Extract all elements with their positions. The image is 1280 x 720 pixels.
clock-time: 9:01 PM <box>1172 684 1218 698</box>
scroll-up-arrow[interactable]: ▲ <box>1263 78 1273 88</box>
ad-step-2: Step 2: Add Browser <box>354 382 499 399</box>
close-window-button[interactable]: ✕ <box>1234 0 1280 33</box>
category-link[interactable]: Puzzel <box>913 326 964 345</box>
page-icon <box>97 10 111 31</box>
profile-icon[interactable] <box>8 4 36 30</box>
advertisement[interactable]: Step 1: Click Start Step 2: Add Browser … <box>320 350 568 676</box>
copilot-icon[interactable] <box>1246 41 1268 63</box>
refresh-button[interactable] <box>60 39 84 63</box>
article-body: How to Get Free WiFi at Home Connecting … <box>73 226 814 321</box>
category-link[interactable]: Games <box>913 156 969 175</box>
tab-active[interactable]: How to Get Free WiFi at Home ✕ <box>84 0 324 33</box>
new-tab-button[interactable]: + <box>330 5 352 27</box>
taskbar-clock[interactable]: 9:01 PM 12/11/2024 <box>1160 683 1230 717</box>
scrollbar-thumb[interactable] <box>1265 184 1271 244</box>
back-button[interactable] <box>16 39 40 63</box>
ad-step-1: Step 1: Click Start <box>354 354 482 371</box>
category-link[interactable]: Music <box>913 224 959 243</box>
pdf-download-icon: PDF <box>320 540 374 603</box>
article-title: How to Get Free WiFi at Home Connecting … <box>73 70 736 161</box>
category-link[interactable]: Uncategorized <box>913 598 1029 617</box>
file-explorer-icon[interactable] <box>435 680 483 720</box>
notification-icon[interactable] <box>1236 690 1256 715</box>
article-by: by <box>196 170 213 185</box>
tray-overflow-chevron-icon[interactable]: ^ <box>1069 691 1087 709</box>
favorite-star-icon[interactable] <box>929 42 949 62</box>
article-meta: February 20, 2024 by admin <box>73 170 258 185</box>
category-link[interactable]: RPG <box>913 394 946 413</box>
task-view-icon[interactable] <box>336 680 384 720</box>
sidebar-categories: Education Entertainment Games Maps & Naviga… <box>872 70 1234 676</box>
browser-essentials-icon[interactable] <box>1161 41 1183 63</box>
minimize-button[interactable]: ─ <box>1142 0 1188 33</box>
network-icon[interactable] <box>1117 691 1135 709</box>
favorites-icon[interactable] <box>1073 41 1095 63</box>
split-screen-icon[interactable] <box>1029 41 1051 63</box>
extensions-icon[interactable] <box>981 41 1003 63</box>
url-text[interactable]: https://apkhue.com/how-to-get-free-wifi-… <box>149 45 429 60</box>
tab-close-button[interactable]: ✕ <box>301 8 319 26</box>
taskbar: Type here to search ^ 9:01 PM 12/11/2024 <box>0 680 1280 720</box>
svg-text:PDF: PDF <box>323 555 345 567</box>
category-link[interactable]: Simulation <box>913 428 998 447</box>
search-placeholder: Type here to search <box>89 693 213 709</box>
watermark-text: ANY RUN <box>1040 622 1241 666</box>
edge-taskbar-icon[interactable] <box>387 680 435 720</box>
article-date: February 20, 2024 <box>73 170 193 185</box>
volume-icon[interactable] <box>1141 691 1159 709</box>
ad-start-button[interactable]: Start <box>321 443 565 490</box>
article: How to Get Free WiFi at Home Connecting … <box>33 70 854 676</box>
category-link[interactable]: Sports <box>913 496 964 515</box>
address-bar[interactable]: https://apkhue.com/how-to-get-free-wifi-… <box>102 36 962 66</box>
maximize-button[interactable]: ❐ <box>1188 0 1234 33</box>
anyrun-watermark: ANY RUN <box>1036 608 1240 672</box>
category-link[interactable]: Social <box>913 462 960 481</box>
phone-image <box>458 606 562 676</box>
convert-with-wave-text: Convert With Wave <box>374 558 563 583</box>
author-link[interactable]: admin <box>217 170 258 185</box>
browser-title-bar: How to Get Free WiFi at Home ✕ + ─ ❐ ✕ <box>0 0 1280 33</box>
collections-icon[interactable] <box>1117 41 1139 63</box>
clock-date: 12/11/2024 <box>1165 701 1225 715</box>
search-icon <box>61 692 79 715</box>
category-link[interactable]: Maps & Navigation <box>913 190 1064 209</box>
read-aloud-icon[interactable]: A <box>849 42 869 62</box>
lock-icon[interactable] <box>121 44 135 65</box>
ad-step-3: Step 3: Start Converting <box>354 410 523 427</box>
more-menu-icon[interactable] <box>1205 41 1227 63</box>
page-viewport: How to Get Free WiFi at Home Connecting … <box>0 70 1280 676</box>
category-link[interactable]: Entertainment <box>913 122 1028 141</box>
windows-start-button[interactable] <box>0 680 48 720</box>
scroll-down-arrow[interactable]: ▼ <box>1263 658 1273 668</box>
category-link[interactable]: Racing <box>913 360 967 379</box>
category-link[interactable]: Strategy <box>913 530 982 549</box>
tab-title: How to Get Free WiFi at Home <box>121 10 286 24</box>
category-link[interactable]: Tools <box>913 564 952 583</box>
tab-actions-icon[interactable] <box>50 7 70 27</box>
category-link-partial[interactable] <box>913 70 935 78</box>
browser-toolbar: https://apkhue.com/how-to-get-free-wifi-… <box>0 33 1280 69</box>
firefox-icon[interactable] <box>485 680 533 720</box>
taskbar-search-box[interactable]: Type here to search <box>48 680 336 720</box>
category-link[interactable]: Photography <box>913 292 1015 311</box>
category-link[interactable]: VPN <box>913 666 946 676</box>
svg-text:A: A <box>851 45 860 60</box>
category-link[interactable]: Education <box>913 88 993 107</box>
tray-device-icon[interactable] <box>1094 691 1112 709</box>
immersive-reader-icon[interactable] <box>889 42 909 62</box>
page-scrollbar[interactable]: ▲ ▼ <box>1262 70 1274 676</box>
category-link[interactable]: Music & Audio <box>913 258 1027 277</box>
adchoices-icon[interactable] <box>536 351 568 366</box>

*EXERCISE DIRECTIONS:* Rewrite all the rows above, switching every "Uncategorized" to "Miscellaneous" and leaving everything else unchanged.

*EXERCISE ANSWER:*
Extract all elements with their positions. The image is 1280 x 720 pixels.
clock-time: 9:01 PM <box>1172 684 1218 698</box>
scroll-up-arrow[interactable]: ▲ <box>1263 78 1273 88</box>
ad-step-2: Step 2: Add Browser <box>354 382 499 399</box>
close-window-button[interactable]: ✕ <box>1234 0 1280 33</box>
category-link[interactable]: Puzzel <box>913 326 964 345</box>
page-icon <box>97 10 111 31</box>
profile-icon[interactable] <box>8 4 36 30</box>
advertisement[interactable]: Step 1: Click Start Step 2: Add Browser … <box>320 350 568 676</box>
copilot-icon[interactable] <box>1246 41 1268 63</box>
refresh-button[interactable] <box>60 39 84 63</box>
article-body: How to Get Free WiFi at Home Connecting … <box>73 226 814 321</box>
category-link[interactable]: Games <box>913 156 969 175</box>
tab-active[interactable]: How to Get Free WiFi at Home ✕ <box>84 0 324 33</box>
new-tab-button[interactable]: + <box>330 5 352 27</box>
taskbar-clock[interactable]: 9:01 PM 12/11/2024 <box>1160 683 1230 717</box>
scrollbar-thumb[interactable] <box>1265 184 1271 244</box>
back-button[interactable] <box>16 39 40 63</box>
ad-step-1: Step 1: Click Start <box>354 354 482 371</box>
category-link[interactable]: Music <box>913 224 959 243</box>
pdf-download-icon: PDF <box>320 540 374 603</box>
article-title: How to Get Free WiFi at Home Connecting … <box>73 70 736 161</box>
category-link[interactable]: Miscellaneous <box>913 598 1029 617</box>
file-explorer-icon[interactable] <box>435 680 483 720</box>
notification-icon[interactable] <box>1236 690 1256 715</box>
article-by: by <box>196 170 213 185</box>
tray-overflow-chevron-icon[interactable]: ^ <box>1069 691 1087 709</box>
favorite-star-icon[interactable] <box>929 42 949 62</box>
article-meta: February 20, 2024 by admin <box>73 170 258 185</box>
category-link[interactable]: RPG <box>913 394 946 413</box>
task-view-icon[interactable] <box>336 680 384 720</box>
sidebar-categories: Education Entertainment Games Maps & Naviga… <box>872 70 1234 676</box>
browser-essentials-icon[interactable] <box>1161 41 1183 63</box>
minimize-button[interactable]: ─ <box>1142 0 1188 33</box>
network-icon[interactable] <box>1117 691 1135 709</box>
favorites-icon[interactable] <box>1073 41 1095 63</box>
split-screen-icon[interactable] <box>1029 41 1051 63</box>
extensions-icon[interactable] <box>981 41 1003 63</box>
url-text[interactable]: https://apkhue.com/how-to-get-free-wifi-… <box>149 45 429 60</box>
tab-close-button[interactable]: ✕ <box>301 8 319 26</box>
taskbar: Type here to search ^ 9:01 PM 12/11/2024 <box>0 680 1280 720</box>
svg-text:PDF: PDF <box>323 555 345 567</box>
category-link[interactable]: Simulation <box>913 428 998 447</box>
search-placeholder: Type here to search <box>89 693 213 709</box>
watermark-text: ANY RUN <box>1040 622 1241 666</box>
edge-taskbar-icon[interactable] <box>387 680 435 720</box>
article-date: February 20, 2024 <box>73 170 193 185</box>
volume-icon[interactable] <box>1141 691 1159 709</box>
ad-start-button[interactable]: Start <box>321 443 565 490</box>
article: How to Get Free WiFi at Home Connecting … <box>33 70 854 676</box>
category-link[interactable]: Sports <box>913 496 964 515</box>
address-bar[interactable]: https://apkhue.com/how-to-get-free-wifi-… <box>102 36 962 66</box>
maximize-button[interactable]: ❐ <box>1188 0 1234 33</box>
anyrun-watermark: ANY RUN <box>1036 608 1240 672</box>
category-link[interactable]: Social <box>913 462 960 481</box>
phone-image <box>458 606 562 676</box>
convert-with-wave-text: Convert With Wave <box>374 558 563 583</box>
author-link[interactable]: admin <box>217 170 258 185</box>
browser-title-bar: How to Get Free WiFi at Home ✕ + ─ ❐ ✕ <box>0 0 1280 33</box>
collections-icon[interactable] <box>1117 41 1139 63</box>
clock-date: 12/11/2024 <box>1165 701 1225 715</box>
search-icon <box>61 692 79 715</box>
category-link[interactable]: Maps & Navigation <box>913 190 1064 209</box>
read-aloud-icon[interactable]: A <box>849 42 869 62</box>
lock-icon[interactable] <box>121 44 135 65</box>
ad-step-3: Step 3: Start Converting <box>354 410 523 427</box>
more-menu-icon[interactable] <box>1205 41 1227 63</box>
page-viewport: How to Get Free WiFi at Home Connecting … <box>0 70 1280 676</box>
category-link[interactable]: Entertainment <box>913 122 1028 141</box>
windows-start-button[interactable] <box>0 680 48 720</box>
scroll-down-arrow[interactable]: ▼ <box>1263 658 1273 668</box>
category-link[interactable]: Racing <box>913 360 967 379</box>
category-link[interactable]: Strategy <box>913 530 982 549</box>
tab-title: How to Get Free WiFi at Home <box>121 10 286 24</box>
category-link[interactable]: Tools <box>913 564 952 583</box>
tab-actions-icon[interactable] <box>50 7 70 27</box>
category-link-partial[interactable] <box>913 70 935 78</box>
browser-toolbar: https://apkhue.com/how-to-get-free-wifi-… <box>0 33 1280 69</box>
firefox-icon[interactable] <box>485 680 533 720</box>
taskbar-search-box[interactable]: Type here to search <box>48 680 336 720</box>
category-link[interactable]: Photography <box>913 292 1015 311</box>
category-link[interactable]: VPN <box>913 666 946 676</box>
svg-text:A: A <box>851 45 860 60</box>
category-link[interactable]: Education <box>913 88 993 107</box>
tray-device-icon[interactable] <box>1094 691 1112 709</box>
immersive-reader-icon[interactable] <box>889 42 909 62</box>
page-scrollbar[interactable]: ▲ ▼ <box>1262 70 1274 676</box>
category-link[interactable]: Music & Audio <box>913 258 1027 277</box>
adchoices-icon[interactable] <box>536 351 568 366</box>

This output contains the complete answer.